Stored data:
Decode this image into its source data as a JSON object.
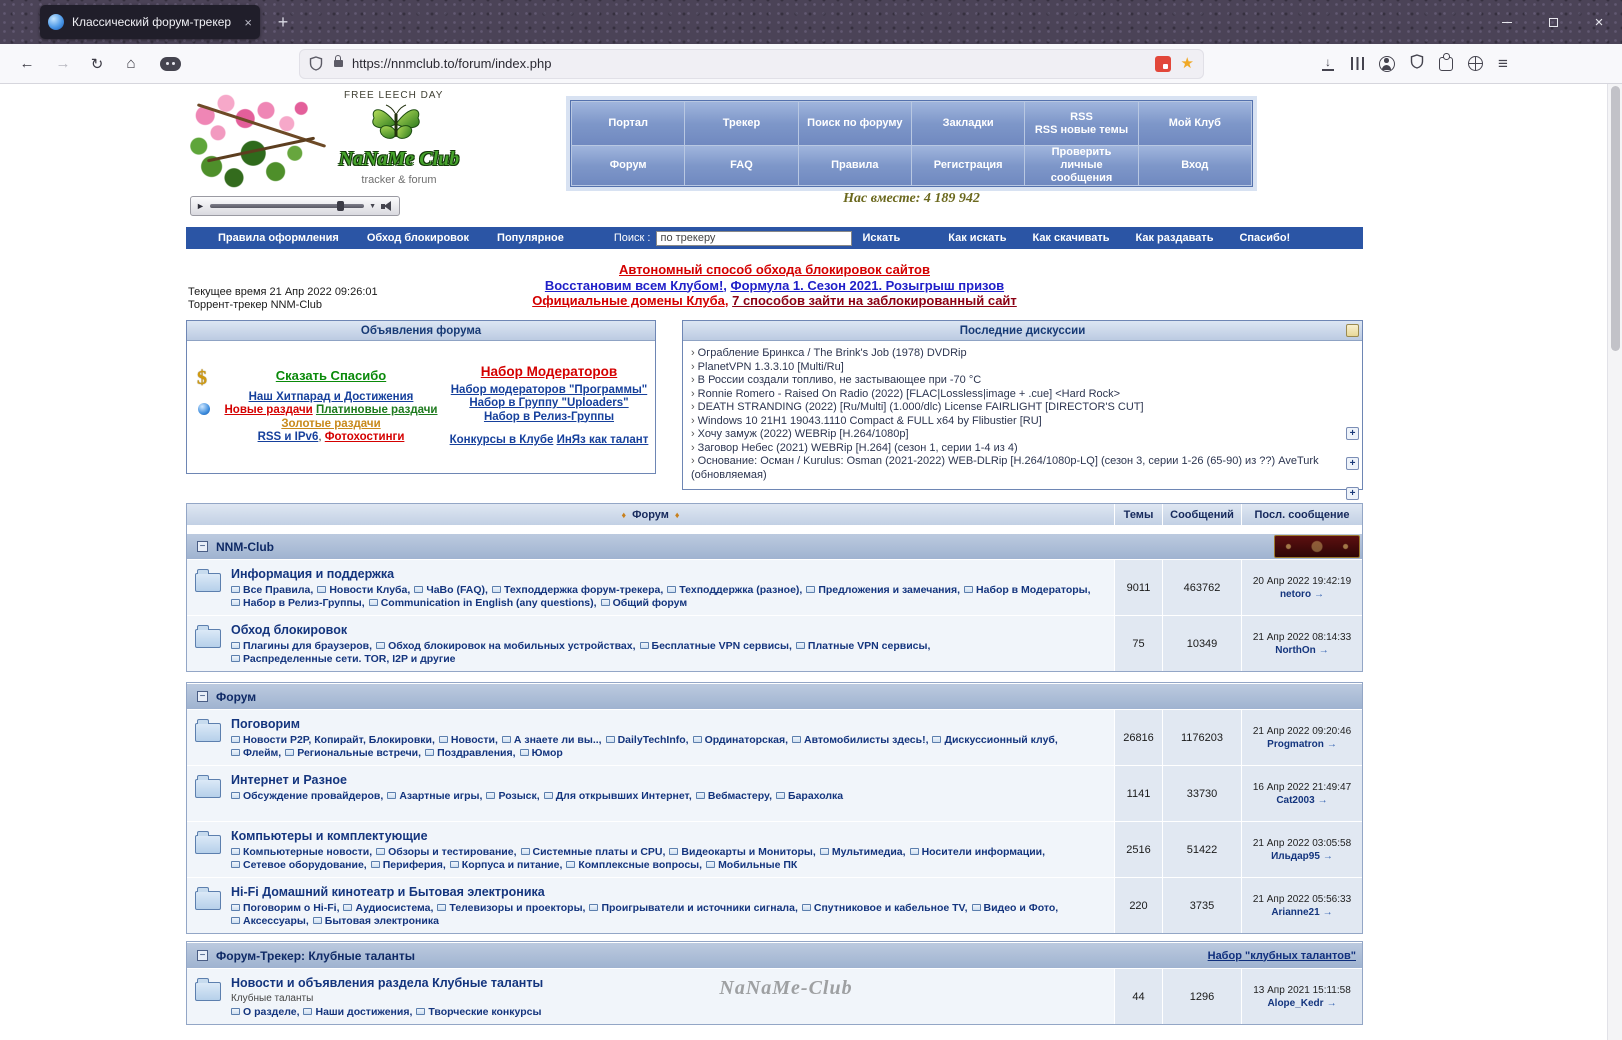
{
  "browser": {
    "tab_title": "Классический форум-трекер",
    "url": "https://nnmclub.to/forum/index.php"
  },
  "icons": {
    "back": "←",
    "forward": "→",
    "refresh": "↻",
    "home": "⌂",
    "menu": "≡",
    "bookmark_star": "★",
    "download": "↓",
    "new_tab": "+",
    "tab_close": "×",
    "window_close": "×",
    "play": "►",
    "dropdown": "▼",
    "dollar": "$",
    "collapse": "−",
    "plus": "+",
    "diamond": "♦",
    "topic_prefix": "›",
    "goto_arrow": "→"
  },
  "header": {
    "free_leech": "FREE LEECH DAY",
    "logo_title": "NaNaMe Club",
    "logo_subtitle": "tracker & forum",
    "together": "Нас вместе: 4 189 942",
    "menu_row1": [
      {
        "t": "Портал"
      },
      {
        "t": "Трекер"
      },
      {
        "t": "Поиск по форуму"
      },
      {
        "t": "Закладки"
      },
      {
        "t": "RSS",
        "t2": "RSS новые темы"
      },
      {
        "t": "Мой Клуб"
      }
    ],
    "menu_row2": [
      {
        "t": "Форум"
      },
      {
        "t": "FAQ"
      },
      {
        "t": "Правила"
      },
      {
        "t": "Регистрация"
      },
      {
        "t": "Проверить личные сообщения"
      },
      {
        "t": "Вход"
      }
    ]
  },
  "navbar": {
    "links_left": [
      "Правила оформления",
      "Обход блокировок",
      "Популярное"
    ],
    "search_label": "Поиск :",
    "search_value": "по трекеру",
    "search_button": "Искать",
    "links_right": [
      "Как искать",
      "Как скачивать",
      "Как раздавать",
      "Спасибо!"
    ]
  },
  "announce": {
    "line1": "Автономный способ обхода блокировок сайтов",
    "line2a": "Восстановим всем Клубом!,",
    "line2b": "Формула 1. Сезон 2021. Розыгрыш призов",
    "line3a": "Официальные домены Клуба,",
    "line3b": "7 способов зайти на заблокированный сайт"
  },
  "meta": {
    "time": "Текущее время 21 Апр 2022 09:26:01",
    "tracker": "Торрент-трекер NNM-Club"
  },
  "announcements_panel": {
    "title": "Объявления форума",
    "thanks": "Сказать Спасибо",
    "hitparade": "Наш Хитпарад и Достижения",
    "new_releases": "Новые раздачи",
    "platinum": "Платиновые раздачи",
    "gold": "Золотые раздачи",
    "rss_ipv6": "RSS и IPv6",
    "comma": ", ",
    "photo": "Фотохостинги",
    "mods": "Набор Модераторов",
    "mods_prog": "Набор модераторов \"Программы\"",
    "uploaders": "Набор в Группу \"Uploaders\"",
    "release_groups": "Набор в Релиз-Группы",
    "contests": "Конкурсы в Клубе",
    "inyaz": "ИнЯз как талант"
  },
  "discussions": {
    "title": "Последние дискуссии",
    "topics": [
      "Ограбление Бринкса / The Brink's Job (1978) DVDRip",
      "PlanetVPN 1.3.3.10 [Multi/Ru]",
      "В России создали топливо, не застывающее при -70 °C",
      "Ronnie Romero - Raised On Radio (2022) [FLAC|Lossless|image + .cue] <Hard Rock>",
      "DEATH STRANDING (2022) [Ru/Multi] (1.000/dlc) License FAIRLIGHT [DIRECTOR'S CUT]",
      "Windows 10 21H1 19043.1110 Compact & FULL x64 by Flibustier [RU]",
      "Хочу замуж (2022) WEBRip [H.264/1080p]",
      "Заговор Небес (2021) WEBRip [H.264] (сезон 1, серии 1-4 из 4)",
      "Основание: Осман / Kurulus: Osman (2021-2022) WEB-DLRip [H.264/1080p-LQ] (сезон 3, серии 1-26 (65-90) из ??) AveTurk (обновляемая)"
    ]
  },
  "table_header": {
    "forum": "Форум",
    "topics": "Темы",
    "posts": "Сообщений",
    "last_post": "Посл. сообщение"
  },
  "sections": [
    {
      "title": "NNM-Club",
      "rows": [
        {
          "name": "Информация и поддержка",
          "subforums": [
            "Все Правила",
            "Новости Клуба",
            "ЧаВо (FAQ)",
            "Техподдержка форум-трекера",
            "Техподдержка (разное)",
            "Предложения и замечания",
            "Набор в Модераторы",
            "Набор в Релиз-Группы",
            "Communication in English (any questions)",
            "Общий форум"
          ],
          "topics": "9011",
          "posts": "463762",
          "last_date": "20 Апр 2022 19:42:19",
          "last_user": "netoro"
        },
        {
          "name": "Обход блокировок",
          "subforums": [
            "Плагины для браузеров",
            "Обход блокировок на мобильных устройствах",
            "Бесплатные VPN сервисы",
            "Платные VPN сервисы",
            "Распределенные сети. TOR, I2P и другие"
          ],
          "topics": "75",
          "posts": "10349",
          "last_date": "21 Апр 2022 08:14:33",
          "last_user": "NorthOn"
        }
      ]
    },
    {
      "title": "Форум",
      "rows": [
        {
          "name": "Поговорим",
          "subforums": [
            "Новости P2P, Копирайт, Блокировки",
            "Новости",
            "А знаете ли вы..",
            "DailyTechInfo",
            "Ординаторская",
            "Автомобилисты здесь!",
            "Дискуссионный клуб",
            "Флейм",
            "Региональные встречи",
            "Поздравления",
            "Юмор"
          ],
          "topics": "26816",
          "posts": "1176203",
          "last_date": "21 Апр 2022 09:20:46",
          "last_user": "Progmatron"
        },
        {
          "name": "Интернет и Разное",
          "subforums": [
            "Обсуждение провайдеров",
            "Азартные игры",
            "Розыск",
            "Для открывших Интернет",
            "Вебмастеру",
            "Барахолка"
          ],
          "topics": "1141",
          "posts": "33730",
          "last_date": "16 Апр 2022 21:49:47",
          "last_user": "Cat2003"
        },
        {
          "name": "Компьютеры и комплектующие",
          "subforums": [
            "Компьютерные новости",
            "Обзоры и тестирование",
            "Системные платы и CPU",
            "Видеокарты и Мониторы",
            "Мультимедиа",
            "Носители информации",
            "Сетевое оборудование",
            "Периферия",
            "Корпуса и питание",
            "Комплексные вопросы",
            "Мобильные ПК"
          ],
          "topics": "2516",
          "posts": "51422",
          "last_date": "21 Апр 2022 03:05:58",
          "last_user": "Ильдар95"
        },
        {
          "name": "Hi-Fi Домашний кинотеатр и Бытовая электроника",
          "subforums": [
            "Поговорим о Hi-Fi",
            "Аудиосистема",
            "Телевизоры и проекторы",
            "Проигрыватели и источники сигнала",
            "Спутниковое и кабельное TV",
            "Видео и Фото",
            "Аксессуары",
            "Бытовая электроника"
          ],
          "topics": "220",
          "posts": "3735",
          "last_date": "21 Апр 2022 05:56:33",
          "last_user": "Arianne21"
        }
      ]
    },
    {
      "title": "Форум-Трекер: Клубные таланты",
      "header_link": "Набор \"клубных талантов\"",
      "rows": [
        {
          "name": "Новости и объявления раздела Клубные таланты",
          "desc": "Клубные таланты",
          "subforums": [
            "О разделе",
            "Наши достижения",
            "Творческие конкурсы"
          ],
          "topics": "44",
          "posts": "1296",
          "last_date": "13 Апр 2021 15:11:58",
          "last_user": "Alope_Kedr"
        }
      ]
    }
  ],
  "watermark": "NaNaMe-Club"
}
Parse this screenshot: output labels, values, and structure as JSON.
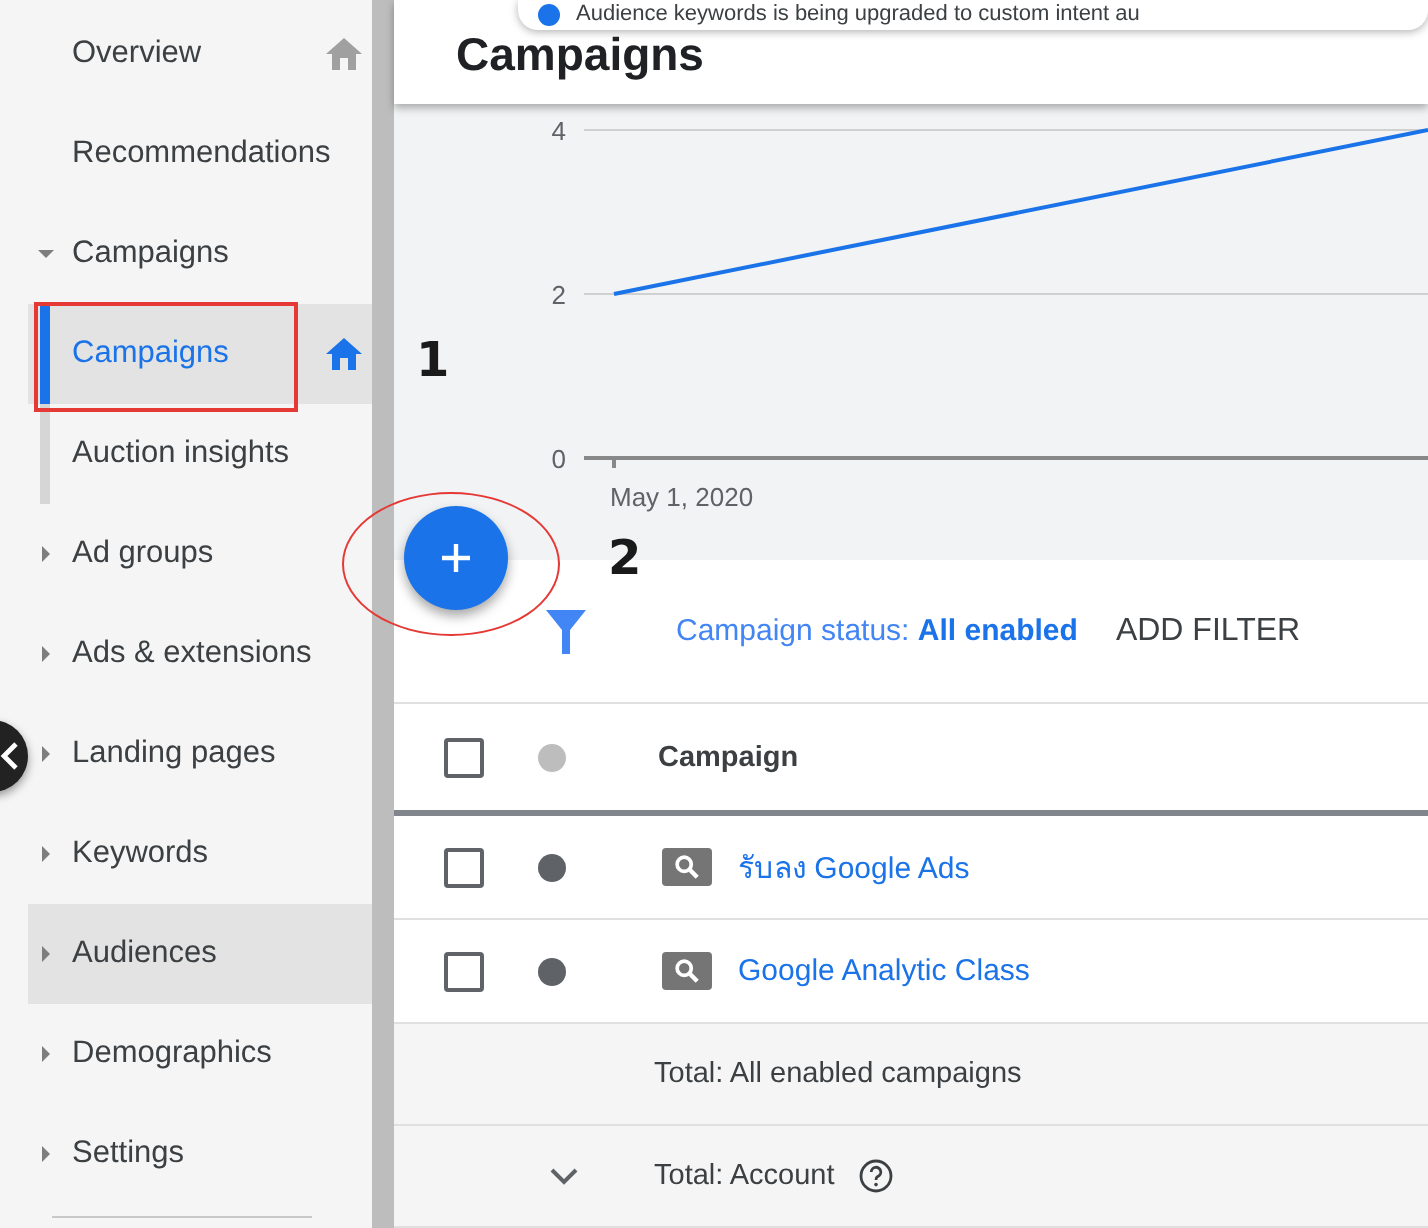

Instructions for the task: Write out all the entries word for word, but skip any images.

Solution for this problem:
Decode this image into its source data as a JSON object.
{
  "browser": {
    "tab_title": "Классический форум-трекер",
    "url": "https://nnmclub.to/forum/index.php"
  },
  "icons": {
    "back": "←",
    "forward": "→",
    "refresh": "↻",
    "home": "⌂",
    "menu": "≡",
    "bookmark_star": "★",
    "download": "↓",
    "new_tab": "+",
    "tab_close": "×",
    "window_close": "×",
    "play": "►",
    "dropdown": "▼",
    "dollar": "$",
    "collapse": "−",
    "plus": "+",
    "diamond": "♦",
    "topic_prefix": "›",
    "goto_arrow": "→"
  },
  "header": {
    "free_leech": "FREE LEECH DAY",
    "logo_title": "NaNaMe Club",
    "logo_subtitle": "tracker & forum",
    "together": "Нас вместе: 4 189 942",
    "menu_row1": [
      {
        "t": "Портал"
      },
      {
        "t": "Трекер"
      },
      {
        "t": "Поиск по форуму"
      },
      {
        "t": "Закладки"
      },
      {
        "t": "RSS",
        "t2": "RSS новые темы"
      },
      {
        "t": "Мой Клуб"
      }
    ],
    "menu_row2": [
      {
        "t": "Форум"
      },
      {
        "t": "FAQ"
      },
      {
        "t": "Правила"
      },
      {
        "t": "Регистрация"
      },
      {
        "t": "Проверить личные сообщения"
      },
      {
        "t": "Вход"
      }
    ]
  },
  "navbar": {
    "links_left": [
      "Правила оформления",
      "Обход блокировок",
      "Популярное"
    ],
    "search_label": "Поиск :",
    "search_value": "по трекеру",
    "search_button": "Искать",
    "links_right": [
      "Как искать",
      "Как скачивать",
      "Как раздавать",
      "Спасибо!"
    ]
  },
  "announce": {
    "line1": "Автономный способ обхода блокировок сайтов",
    "line2a": "Восстановим всем Клубом!,",
    "line2b": "Формула 1. Сезон 2021. Розыгрыш призов",
    "line3a": "Официальные домены Клуба,",
    "line3b": "7 способов зайти на заблокированный сайт"
  },
  "meta": {
    "time": "Текущее время 21 Апр 2022 09:26:01",
    "tracker": "Торрент-трекер NNM-Club"
  },
  "announcements_panel": {
    "title": "Объявления форума",
    "thanks": "Сказать Спасибо",
    "hitparade": "Наш Хитпарад и Достижения",
    "new_releases": "Новые раздачи",
    "platinum": "Платиновые раздачи",
    "gold": "Золотые раздачи",
    "rss_ipv6": "RSS и IPv6",
    "comma": ", ",
    "photo": "Фотохостинги",
    "mods": "Набор Модераторов",
    "mods_prog": "Набор модераторов \"Программы\"",
    "uploaders": "Набор в Группу \"Uploaders\"",
    "release_groups": "Набор в Релиз-Группы",
    "contests": "Конкурсы в Клубе",
    "inyaz": "ИнЯз как талант"
  },
  "discussions": {
    "title": "Последние дискуссии",
    "topics": [
      "Ограбление Бринкса / The Brink's Job (1978) DVDRip",
      "PlanetVPN 1.3.3.10 [Multi/Ru]",
      "В России создали топливо, не застывающее при -70 °C",
      "Ronnie Romero - Raised On Radio (2022) [FLAC|Lossless|image + .cue] <Hard Rock>",
      "DEATH STRANDING (2022) [Ru/Multi] (1.000/dlc) License FAIRLIGHT [DIRECTOR'S CUT]",
      "Windows 10 21H1 19043.1110 Compact & FULL x64 by Flibustier [RU]",
      "Хочу замуж (2022) WEBRip [H.264/1080p]",
      "Заговор Небес (2021) WEBRip [H.264] (сезон 1, серии 1-4 из 4)",
      "Основание: Осман / Kurulus: Osman (2021-2022) WEB-DLRip [H.264/1080p-LQ] (сезон 3, серии 1-26 (65-90) из ??) AveTurk (обновляемая)"
    ]
  },
  "table_header": {
    "forum": "Форум",
    "topics": "Темы",
    "posts": "Сообщений",
    "last_post": "Посл. сообщение"
  },
  "sections": [
    {
      "title": "NNM-Club",
      "rows": [
        {
          "name": "Информация и поддержка",
          "subforums": [
            "Все Правила",
            "Новости Клуба",
            "ЧаВо (FAQ)",
            "Техподдержка форум-трекера",
            "Техподдержка (разное)",
            "Предложения и замечания",
            "Набор в Модераторы",
            "Набор в Релиз-Группы",
            "Communication in English (any questions)",
            "Общий форум"
          ],
          "topics": "9011",
          "posts": "463762",
          "last_date": "20 Апр 2022 19:42:19",
          "last_user": "netoro"
        },
        {
          "name": "Обход блокировок",
          "subforums": [
            "Плагины для браузеров",
            "Обход блокировок на мобильных устройствах",
            "Бесплатные VPN сервисы",
            "Платные VPN сервисы",
            "Распределенные сети. TOR, I2P и другие"
          ],
          "topics": "75",
          "posts": "10349",
          "last_date": "21 Апр 2022 08:14:33",
          "last_user": "NorthOn"
        }
      ]
    },
    {
      "title": "Форум",
      "rows": [
        {
          "name": "Поговорим",
          "subforums": [
            "Новости P2P, Копирайт, Блокировки",
            "Новости",
            "А знаете ли вы..",
            "DailyTechInfo",
            "Ординаторская",
            "Автомобилисты здесь!",
            "Дискуссионный клуб",
            "Флейм",
            "Региональные встречи",
            "Поздравления",
            "Юмор"
          ],
          "topics": "26816",
          "posts": "1176203",
          "last_date": "21 Апр 2022 09:20:46",
          "last_user": "Progmatron"
        },
        {
          "name": "Интернет и Разное",
          "subforums": [
            "Обсуждение провайдеров",
            "Азартные игры",
            "Розыск",
            "Для открывших Интернет",
            "Вебмастеру",
            "Барахолка"
          ],
          "topics": "1141",
          "posts": "33730",
          "last_date": "16 Апр 2022 21:49:47",
          "last_user": "Cat2003"
        },
        {
          "name": "Компьютеры и комплектующие",
          "subforums": [
            "Компьютерные новости",
            "Обзоры и тестирование",
            "Системные платы и CPU",
            "Видеокарты и Мониторы",
            "Мультимедиа",
            "Носители информации",
            "Сетевое оборудование",
            "Периферия",
            "Корпуса и питание",
            "Комплексные вопросы",
            "Мобильные ПК"
          ],
          "topics": "2516",
          "posts": "51422",
          "last_date": "21 Апр 2022 03:05:58",
          "last_user": "Ильдар95"
        },
        {
          "name": "Hi-Fi Домашний кинотеатр и Бытовая электроника",
          "subforums": [
            "Поговорим о Hi-Fi",
            "Аудиосистема",
            "Телевизоры и проекторы",
            "Проигрыватели и источники сигнала",
            "Спутниковое и кабельное TV",
            "Видео и Фото",
            "Аксессуары",
            "Бытовая электроника"
          ],
          "topics": "220",
          "posts": "3735",
          "last_date": "21 Апр 2022 05:56:33",
          "last_user": "Arianne21"
        }
      ]
    },
    {
      "title": "Форум-Трекер: Клубные таланты",
      "header_link": "Набор \"клубных талантов\"",
      "rows": [
        {
          "name": "Новости и объявления раздела Клубные таланты",
          "desc": "Клубные таланты",
          "subforums": [
            "О разделе",
            "Наши достижения",
            "Творческие конкурсы"
          ],
          "topics": "44",
          "posts": "1296",
          "last_date": "13 Апр 2021 15:11:58",
          "last_user": "Alope_Kedr"
        }
      ]
    }
  ],
  "watermark": "NaNaMe-Club"
}
Parse this screenshot: output labels, values, and structure as JSON.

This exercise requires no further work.